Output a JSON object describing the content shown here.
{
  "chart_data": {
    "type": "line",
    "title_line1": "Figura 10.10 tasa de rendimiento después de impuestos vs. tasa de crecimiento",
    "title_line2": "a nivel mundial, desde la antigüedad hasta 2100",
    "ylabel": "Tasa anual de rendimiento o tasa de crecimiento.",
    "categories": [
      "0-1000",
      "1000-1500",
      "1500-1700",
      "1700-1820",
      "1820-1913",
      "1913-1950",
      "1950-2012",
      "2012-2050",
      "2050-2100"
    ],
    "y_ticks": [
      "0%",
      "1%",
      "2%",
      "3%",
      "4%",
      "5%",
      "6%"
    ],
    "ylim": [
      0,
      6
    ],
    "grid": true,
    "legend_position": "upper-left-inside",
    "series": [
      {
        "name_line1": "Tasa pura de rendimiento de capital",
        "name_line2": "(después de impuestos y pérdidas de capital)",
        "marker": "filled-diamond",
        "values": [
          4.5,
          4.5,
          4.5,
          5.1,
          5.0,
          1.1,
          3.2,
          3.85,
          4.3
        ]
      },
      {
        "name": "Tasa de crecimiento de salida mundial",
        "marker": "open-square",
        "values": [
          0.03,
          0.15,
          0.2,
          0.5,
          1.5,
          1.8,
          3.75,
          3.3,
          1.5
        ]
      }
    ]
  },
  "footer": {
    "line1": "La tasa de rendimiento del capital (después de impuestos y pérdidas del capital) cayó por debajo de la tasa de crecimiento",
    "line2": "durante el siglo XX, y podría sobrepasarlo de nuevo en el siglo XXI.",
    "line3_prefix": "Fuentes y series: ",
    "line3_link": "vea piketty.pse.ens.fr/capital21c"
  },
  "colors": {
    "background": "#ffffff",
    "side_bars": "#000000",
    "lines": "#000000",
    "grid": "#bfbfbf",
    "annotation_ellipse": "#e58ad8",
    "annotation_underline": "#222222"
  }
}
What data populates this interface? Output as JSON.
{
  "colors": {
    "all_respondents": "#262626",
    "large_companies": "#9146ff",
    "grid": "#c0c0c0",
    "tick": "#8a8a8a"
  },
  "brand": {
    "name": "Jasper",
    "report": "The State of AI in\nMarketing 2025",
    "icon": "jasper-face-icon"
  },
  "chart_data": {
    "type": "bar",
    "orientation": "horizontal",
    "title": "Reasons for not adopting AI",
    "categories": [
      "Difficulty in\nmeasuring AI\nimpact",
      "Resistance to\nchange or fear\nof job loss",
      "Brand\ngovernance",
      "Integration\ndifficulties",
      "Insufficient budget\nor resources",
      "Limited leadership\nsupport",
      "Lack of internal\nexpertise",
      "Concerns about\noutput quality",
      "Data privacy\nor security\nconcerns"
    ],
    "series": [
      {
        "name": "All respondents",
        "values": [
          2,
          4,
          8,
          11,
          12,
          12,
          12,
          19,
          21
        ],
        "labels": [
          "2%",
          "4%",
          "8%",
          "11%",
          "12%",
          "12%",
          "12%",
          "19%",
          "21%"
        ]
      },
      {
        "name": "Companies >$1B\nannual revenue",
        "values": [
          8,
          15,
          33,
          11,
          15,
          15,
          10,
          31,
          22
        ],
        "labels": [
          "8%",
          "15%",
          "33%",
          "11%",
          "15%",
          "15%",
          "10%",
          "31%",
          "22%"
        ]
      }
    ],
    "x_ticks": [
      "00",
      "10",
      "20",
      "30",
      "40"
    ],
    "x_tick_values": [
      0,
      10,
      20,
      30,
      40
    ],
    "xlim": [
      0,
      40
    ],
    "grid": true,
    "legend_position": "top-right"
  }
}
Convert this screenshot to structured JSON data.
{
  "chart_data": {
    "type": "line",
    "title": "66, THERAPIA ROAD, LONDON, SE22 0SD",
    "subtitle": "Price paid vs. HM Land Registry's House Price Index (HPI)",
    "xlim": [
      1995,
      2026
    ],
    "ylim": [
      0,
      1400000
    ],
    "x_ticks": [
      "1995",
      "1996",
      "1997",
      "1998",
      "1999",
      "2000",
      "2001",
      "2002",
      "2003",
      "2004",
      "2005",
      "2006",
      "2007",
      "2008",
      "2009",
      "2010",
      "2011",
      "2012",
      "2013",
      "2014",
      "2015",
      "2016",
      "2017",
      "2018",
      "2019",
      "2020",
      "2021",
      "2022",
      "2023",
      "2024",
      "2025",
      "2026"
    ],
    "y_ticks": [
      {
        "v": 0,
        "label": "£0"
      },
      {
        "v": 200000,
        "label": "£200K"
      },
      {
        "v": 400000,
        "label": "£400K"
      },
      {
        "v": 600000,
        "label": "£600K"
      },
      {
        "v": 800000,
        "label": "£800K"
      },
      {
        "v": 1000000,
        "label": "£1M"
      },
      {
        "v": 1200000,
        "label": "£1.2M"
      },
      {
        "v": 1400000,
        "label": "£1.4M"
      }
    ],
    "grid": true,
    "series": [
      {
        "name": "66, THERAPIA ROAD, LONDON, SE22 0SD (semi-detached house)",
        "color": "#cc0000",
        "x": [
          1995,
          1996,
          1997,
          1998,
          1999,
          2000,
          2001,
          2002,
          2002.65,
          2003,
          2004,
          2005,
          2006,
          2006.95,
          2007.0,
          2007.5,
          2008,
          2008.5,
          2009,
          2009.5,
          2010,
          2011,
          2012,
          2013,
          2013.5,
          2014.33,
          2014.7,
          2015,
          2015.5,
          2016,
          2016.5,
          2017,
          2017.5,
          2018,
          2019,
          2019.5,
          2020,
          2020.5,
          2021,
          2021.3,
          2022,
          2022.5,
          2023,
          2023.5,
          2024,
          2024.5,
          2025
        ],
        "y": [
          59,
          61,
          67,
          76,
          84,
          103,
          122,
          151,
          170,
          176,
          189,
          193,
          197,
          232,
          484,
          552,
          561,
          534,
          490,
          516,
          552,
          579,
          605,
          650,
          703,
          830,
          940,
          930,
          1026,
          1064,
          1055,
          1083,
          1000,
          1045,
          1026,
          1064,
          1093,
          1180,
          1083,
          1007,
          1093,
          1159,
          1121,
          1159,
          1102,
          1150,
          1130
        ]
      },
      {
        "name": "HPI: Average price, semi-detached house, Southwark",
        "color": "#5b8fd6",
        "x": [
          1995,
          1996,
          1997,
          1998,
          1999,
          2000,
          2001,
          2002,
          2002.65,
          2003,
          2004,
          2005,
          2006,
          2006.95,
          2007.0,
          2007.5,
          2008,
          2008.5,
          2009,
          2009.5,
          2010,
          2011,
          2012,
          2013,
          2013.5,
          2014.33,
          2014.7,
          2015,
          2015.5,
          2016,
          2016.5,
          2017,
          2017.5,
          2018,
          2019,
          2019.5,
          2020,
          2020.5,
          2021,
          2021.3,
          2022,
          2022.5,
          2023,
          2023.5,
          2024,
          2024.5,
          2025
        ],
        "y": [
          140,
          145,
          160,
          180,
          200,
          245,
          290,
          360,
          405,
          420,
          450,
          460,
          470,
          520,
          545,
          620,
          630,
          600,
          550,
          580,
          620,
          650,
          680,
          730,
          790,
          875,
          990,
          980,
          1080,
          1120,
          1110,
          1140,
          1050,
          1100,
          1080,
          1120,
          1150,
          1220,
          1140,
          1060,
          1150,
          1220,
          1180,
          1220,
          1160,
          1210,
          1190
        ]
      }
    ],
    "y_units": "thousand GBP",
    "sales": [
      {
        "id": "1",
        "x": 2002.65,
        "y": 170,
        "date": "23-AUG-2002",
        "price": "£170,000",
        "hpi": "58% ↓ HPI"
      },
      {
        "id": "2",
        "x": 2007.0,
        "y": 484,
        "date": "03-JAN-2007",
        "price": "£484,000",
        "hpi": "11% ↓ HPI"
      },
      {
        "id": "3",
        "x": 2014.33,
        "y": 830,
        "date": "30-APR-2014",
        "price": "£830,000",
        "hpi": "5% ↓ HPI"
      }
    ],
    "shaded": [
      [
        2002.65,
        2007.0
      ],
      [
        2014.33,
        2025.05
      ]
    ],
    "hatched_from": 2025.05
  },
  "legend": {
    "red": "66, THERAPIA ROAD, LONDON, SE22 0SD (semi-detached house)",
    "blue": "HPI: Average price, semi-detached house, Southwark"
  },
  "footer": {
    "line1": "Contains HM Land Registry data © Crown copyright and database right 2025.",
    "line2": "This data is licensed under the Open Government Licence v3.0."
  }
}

*****

(Task goal)
Give only the number of lines in the entries above that hold the string "right".

(Problem solution)
2